__Records for the task__.

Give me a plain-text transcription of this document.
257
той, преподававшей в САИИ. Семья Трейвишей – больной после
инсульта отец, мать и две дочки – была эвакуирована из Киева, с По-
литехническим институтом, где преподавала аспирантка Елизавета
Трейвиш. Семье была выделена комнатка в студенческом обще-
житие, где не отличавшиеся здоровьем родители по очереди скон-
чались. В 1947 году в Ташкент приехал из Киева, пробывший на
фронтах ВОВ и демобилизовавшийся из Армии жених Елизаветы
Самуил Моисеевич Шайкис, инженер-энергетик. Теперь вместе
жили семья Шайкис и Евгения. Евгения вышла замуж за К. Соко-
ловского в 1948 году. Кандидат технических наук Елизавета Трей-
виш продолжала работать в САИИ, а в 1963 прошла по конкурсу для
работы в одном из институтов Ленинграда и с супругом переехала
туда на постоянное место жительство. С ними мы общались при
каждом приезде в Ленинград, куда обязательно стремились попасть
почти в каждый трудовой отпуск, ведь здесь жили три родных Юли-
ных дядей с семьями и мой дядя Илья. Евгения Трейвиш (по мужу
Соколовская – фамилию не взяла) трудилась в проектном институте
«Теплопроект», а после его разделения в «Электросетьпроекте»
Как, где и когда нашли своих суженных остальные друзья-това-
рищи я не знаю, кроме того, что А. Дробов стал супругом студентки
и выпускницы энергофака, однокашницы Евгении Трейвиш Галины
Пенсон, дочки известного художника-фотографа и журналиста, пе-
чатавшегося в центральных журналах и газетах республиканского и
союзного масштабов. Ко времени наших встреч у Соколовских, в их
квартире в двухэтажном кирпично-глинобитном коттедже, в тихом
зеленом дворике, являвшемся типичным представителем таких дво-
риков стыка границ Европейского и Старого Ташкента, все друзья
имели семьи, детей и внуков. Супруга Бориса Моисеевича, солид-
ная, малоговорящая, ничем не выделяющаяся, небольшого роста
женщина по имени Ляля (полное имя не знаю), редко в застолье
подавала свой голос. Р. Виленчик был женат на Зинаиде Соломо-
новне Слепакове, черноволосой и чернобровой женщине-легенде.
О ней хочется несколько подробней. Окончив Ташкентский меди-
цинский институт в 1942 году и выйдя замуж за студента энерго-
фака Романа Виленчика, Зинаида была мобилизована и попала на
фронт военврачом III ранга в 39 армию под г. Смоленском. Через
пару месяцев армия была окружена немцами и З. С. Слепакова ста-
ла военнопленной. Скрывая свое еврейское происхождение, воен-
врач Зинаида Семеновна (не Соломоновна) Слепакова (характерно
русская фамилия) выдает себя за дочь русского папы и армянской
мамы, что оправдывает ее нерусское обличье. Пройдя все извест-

__Problem details__. List all lines above in which the string "была" appears.

__Worked solution__.
инсульта отец, мать и две дочки – была эвакуирована из Киева, с По-
Трейвиш. Семье была выделена комнатка в студенческом обще-
фака Романа Виленчика, Зинаида была мобилизована и попала на
пару месяцев армия была окружена немцами и З. С. Слепакова ста-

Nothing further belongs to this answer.